--- Source data ---
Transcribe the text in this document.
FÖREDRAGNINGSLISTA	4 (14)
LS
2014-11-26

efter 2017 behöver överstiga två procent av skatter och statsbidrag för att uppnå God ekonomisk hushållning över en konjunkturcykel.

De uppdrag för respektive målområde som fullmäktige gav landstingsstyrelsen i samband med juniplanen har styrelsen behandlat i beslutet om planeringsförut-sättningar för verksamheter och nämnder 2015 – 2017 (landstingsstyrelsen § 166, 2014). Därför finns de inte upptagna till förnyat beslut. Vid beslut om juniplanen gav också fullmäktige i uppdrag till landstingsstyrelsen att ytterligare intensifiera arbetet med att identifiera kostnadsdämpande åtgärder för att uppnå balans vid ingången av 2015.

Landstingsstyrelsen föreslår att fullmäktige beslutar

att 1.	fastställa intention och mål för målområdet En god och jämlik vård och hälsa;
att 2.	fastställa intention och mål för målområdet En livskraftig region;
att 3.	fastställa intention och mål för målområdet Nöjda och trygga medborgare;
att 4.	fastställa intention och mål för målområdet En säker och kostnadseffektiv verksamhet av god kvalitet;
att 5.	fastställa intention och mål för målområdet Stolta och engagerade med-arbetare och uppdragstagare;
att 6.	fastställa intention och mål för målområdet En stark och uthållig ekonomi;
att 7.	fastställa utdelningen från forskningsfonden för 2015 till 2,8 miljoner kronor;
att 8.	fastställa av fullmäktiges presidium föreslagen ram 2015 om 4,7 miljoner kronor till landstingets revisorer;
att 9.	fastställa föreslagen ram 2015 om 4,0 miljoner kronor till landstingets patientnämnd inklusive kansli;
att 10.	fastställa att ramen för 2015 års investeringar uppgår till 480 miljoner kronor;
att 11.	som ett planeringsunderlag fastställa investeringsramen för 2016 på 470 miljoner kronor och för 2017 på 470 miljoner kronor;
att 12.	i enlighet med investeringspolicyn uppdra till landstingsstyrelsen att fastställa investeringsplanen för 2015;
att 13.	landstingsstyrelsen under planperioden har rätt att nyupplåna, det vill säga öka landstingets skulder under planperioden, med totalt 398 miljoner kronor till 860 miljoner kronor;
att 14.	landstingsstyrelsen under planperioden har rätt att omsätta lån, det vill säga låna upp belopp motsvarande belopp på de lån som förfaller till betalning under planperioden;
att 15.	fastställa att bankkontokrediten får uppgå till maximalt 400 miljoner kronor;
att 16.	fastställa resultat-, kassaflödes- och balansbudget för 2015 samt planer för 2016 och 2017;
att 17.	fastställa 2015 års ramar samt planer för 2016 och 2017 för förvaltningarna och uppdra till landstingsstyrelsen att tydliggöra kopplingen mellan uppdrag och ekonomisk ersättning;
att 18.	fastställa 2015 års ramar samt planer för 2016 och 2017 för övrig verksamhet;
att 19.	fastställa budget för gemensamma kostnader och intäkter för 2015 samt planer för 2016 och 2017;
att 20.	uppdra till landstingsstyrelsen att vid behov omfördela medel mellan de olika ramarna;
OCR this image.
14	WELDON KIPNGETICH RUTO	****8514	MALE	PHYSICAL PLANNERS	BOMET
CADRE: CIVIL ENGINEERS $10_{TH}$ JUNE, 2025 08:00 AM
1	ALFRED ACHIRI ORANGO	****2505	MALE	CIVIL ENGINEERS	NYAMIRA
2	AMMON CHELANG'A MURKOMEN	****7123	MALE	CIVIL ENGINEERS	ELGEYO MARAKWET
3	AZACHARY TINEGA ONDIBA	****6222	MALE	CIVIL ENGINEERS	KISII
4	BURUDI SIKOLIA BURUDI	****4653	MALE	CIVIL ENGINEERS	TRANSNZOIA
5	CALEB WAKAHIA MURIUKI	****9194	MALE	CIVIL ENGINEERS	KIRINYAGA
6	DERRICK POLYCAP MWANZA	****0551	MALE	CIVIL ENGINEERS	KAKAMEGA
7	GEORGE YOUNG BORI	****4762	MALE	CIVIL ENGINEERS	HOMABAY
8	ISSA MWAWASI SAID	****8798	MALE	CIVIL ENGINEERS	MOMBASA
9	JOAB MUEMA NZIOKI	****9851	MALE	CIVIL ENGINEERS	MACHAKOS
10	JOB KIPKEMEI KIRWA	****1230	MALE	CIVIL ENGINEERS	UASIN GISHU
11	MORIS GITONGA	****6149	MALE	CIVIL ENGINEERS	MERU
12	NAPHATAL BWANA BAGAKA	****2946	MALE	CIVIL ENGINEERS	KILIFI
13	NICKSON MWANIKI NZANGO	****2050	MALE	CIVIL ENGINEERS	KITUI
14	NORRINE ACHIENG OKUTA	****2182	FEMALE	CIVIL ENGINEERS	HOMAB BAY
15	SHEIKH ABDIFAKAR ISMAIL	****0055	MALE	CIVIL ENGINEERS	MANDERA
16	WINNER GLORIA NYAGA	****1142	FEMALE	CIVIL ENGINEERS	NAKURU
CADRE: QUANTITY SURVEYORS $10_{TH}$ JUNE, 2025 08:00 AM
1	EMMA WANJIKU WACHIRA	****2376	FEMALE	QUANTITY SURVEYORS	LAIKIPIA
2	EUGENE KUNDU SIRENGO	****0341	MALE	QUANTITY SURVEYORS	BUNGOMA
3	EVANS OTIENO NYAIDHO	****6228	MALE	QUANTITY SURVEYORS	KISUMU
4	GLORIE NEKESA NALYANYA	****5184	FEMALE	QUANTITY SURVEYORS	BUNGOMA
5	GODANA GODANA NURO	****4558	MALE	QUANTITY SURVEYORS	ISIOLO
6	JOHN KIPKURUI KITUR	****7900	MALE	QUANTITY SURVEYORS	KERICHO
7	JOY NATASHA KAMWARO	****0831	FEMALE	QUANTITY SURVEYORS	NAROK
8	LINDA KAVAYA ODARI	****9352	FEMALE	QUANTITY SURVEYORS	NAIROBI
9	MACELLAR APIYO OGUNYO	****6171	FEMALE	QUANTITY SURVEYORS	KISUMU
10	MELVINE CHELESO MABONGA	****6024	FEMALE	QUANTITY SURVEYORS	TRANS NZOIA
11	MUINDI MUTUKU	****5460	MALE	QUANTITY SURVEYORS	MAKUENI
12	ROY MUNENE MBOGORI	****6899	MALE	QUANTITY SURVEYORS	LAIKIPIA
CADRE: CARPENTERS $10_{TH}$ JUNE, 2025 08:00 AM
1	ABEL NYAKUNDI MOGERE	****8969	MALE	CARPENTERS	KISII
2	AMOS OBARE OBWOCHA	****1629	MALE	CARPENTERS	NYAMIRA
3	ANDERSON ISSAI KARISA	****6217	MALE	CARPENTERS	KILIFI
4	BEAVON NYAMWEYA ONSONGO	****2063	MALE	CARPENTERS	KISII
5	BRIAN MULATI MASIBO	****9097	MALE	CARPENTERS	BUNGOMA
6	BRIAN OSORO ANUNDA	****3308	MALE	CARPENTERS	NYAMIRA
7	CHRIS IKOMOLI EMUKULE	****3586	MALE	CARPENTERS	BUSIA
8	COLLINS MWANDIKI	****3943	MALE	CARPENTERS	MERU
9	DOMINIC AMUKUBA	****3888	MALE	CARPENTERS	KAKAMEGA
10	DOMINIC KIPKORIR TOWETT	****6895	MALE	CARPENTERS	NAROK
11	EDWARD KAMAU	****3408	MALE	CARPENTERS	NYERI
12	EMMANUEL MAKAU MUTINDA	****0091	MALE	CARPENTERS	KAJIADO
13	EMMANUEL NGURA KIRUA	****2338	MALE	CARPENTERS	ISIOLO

--- What you have to do ---
Only lines with "ISIOLO" are wanted here; list each of them.

--- Answer in full ---
5	GODANA GODANA NURO	****4558	MALE	QUANTITY SURVEYORS	ISIOLO
13	EMMANUEL NGURA KIRUA	****2338	MALE	CARPENTERS	ISIOLO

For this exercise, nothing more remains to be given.